What is expected: Tally the lines holding the string "will" and reply with that number alone.

Material for this task:
-------

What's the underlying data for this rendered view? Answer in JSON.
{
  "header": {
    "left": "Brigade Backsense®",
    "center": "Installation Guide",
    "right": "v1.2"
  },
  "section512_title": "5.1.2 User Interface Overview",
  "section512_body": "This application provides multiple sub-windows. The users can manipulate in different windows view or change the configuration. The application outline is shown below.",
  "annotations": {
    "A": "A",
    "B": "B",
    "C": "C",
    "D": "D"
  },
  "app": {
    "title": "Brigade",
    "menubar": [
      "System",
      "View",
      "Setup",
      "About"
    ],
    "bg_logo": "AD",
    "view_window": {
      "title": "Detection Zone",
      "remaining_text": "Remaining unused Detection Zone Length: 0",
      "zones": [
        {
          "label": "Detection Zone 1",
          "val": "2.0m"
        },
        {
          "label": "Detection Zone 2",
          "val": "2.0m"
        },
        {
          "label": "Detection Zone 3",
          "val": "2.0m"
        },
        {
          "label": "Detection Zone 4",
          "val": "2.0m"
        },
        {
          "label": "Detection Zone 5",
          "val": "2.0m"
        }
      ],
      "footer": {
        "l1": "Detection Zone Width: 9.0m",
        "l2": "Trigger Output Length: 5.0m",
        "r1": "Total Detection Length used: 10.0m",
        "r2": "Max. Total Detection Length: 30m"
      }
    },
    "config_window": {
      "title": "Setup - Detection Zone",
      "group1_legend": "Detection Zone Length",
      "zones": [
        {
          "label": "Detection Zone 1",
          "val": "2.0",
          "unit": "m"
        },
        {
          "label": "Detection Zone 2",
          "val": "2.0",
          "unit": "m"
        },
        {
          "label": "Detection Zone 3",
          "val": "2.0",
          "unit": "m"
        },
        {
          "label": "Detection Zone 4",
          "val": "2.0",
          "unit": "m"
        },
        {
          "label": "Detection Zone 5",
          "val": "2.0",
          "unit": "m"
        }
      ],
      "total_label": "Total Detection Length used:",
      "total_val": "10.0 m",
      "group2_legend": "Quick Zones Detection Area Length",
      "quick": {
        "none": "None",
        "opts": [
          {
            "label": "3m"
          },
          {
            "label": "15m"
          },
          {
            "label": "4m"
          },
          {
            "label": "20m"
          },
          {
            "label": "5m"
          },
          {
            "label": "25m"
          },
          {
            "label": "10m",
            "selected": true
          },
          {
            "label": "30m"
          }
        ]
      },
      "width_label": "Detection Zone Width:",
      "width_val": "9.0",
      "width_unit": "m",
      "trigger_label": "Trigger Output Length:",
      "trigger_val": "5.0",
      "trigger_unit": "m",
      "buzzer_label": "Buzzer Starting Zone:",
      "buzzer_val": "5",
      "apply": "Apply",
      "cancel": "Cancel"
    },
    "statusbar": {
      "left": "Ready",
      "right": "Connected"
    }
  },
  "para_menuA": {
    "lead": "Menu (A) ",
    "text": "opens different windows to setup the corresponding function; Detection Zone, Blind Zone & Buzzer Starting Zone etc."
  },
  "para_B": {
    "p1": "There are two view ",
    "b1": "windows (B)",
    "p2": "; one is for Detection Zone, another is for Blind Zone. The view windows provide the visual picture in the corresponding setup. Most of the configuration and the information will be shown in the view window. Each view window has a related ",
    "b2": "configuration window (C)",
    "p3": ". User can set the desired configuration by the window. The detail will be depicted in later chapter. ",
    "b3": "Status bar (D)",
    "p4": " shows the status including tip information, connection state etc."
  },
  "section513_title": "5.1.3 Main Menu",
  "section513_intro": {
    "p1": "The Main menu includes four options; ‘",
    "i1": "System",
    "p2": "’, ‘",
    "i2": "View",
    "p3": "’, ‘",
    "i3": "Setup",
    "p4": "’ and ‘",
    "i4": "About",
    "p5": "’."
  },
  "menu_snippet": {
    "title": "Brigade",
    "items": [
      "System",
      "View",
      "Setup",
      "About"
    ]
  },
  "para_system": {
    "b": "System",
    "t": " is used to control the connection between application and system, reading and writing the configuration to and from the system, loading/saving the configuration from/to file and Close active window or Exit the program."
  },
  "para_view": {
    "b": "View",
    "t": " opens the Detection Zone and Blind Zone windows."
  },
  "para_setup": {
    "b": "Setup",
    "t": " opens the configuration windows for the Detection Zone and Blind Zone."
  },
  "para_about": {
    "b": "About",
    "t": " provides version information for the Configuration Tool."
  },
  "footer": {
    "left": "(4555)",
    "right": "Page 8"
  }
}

-------

Output below: 2